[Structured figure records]
---

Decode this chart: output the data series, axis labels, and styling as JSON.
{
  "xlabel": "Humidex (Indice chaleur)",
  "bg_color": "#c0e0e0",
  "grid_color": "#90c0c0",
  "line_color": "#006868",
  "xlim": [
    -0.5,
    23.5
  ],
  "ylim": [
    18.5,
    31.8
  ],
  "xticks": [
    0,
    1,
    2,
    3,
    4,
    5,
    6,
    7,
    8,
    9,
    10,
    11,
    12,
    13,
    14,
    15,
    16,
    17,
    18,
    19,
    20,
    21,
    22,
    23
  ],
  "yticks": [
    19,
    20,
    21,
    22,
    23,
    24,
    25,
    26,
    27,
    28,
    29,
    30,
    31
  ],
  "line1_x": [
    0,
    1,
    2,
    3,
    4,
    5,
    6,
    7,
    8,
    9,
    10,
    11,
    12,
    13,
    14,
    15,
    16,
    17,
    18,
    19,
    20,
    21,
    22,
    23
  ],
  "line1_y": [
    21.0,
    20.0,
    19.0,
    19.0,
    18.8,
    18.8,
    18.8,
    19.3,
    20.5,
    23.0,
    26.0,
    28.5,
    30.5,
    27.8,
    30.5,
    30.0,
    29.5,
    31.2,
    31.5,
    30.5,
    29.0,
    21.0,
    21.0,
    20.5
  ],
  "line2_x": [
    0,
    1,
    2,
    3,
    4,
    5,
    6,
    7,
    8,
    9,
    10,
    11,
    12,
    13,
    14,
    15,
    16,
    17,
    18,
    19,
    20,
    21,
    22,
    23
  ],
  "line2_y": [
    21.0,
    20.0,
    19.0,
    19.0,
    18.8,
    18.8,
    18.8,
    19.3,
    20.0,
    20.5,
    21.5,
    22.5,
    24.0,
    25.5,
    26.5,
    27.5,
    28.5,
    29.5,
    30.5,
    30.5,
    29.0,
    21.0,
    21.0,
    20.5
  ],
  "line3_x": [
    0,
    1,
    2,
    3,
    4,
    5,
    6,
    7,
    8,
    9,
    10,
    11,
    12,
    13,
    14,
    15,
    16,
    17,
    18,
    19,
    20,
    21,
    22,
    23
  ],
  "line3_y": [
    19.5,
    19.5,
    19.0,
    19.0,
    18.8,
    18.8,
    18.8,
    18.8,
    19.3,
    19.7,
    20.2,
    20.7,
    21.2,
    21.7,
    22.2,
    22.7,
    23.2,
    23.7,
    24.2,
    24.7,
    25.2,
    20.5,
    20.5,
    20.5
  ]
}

---

### Written problem
Quote all the records exactly, please, leaving none out.

### Full solution
Decode this chart: output the data series, axis labels, and styling as JSON.
{
  "xlabel": "Humidex (Indice chaleur)",
  "bg_color": "#c0e0e0",
  "grid_color": "#90c0c0",
  "line_color": "#006868",
  "xlim": [
    -0.5,
    23.5
  ],
  "ylim": [
    18.5,
    31.8
  ],
  "xticks": [
    0,
    1,
    2,
    3,
    4,
    5,
    6,
    7,
    8,
    9,
    10,
    11,
    12,
    13,
    14,
    15,
    16,
    17,
    18,
    19,
    20,
    21,
    22,
    23
  ],
  "yticks": [
    19,
    20,
    21,
    22,
    23,
    24,
    25,
    26,
    27,
    28,
    29,
    30,
    31
  ],
  "line1_x": [
    0,
    1,
    2,
    3,
    4,
    5,
    6,
    7,
    8,
    9,
    10,
    11,
    12,
    13,
    14,
    15,
    16,
    17,
    18,
    19,
    20,
    21,
    22,
    23
  ],
  "line1_y": [
    21.0,
    20.0,
    19.0,
    19.0,
    18.8,
    18.8,
    18.8,
    19.3,
    20.5,
    23.0,
    26.0,
    28.5,
    30.5,
    27.8,
    30.5,
    30.0,
    29.5,
    31.2,
    31.5,
    30.5,
    29.0,
    21.0,
    21.0,
    20.5
  ],
  "line2_x": [
    0,
    1,
    2,
    3,
    4,
    5,
    6,
    7,
    8,
    9,
    10,
    11,
    12,
    13,
    14,
    15,
    16,
    17,
    18,
    19,
    20,
    21,
    22,
    23
  ],
  "line2_y": [
    21.0,
    20.0,
    19.0,
    19.0,
    18.8,
    18.8,
    18.8,
    19.3,
    20.0,
    20.5,
    21.5,
    22.5,
    24.0,
    25.5,
    26.5,
    27.5,
    28.5,
    29.5,
    30.5,
    30.5,
    29.0,
    21.0,
    21.0,
    20.5
  ],
  "line3_x": [
    0,
    1,
    2,
    3,
    4,
    5,
    6,
    7,
    8,
    9,
    10,
    11,
    12,
    13,
    14,
    15,
    16,
    17,
    18,
    19,
    20,
    21,
    22,
    23
  ],
  "line3_y": [
    19.5,
    19.5,
    19.0,
    19.0,
    18.8,
    18.8,
    18.8,
    18.8,
    19.3,
    19.7,
    20.2,
    20.7,
    21.2,
    21.7,
    22.2,
    22.7,
    23.2,
    23.7,
    24.2,
    24.7,
    25.2,
    20.5,
    20.5,
    20.5
  ]
}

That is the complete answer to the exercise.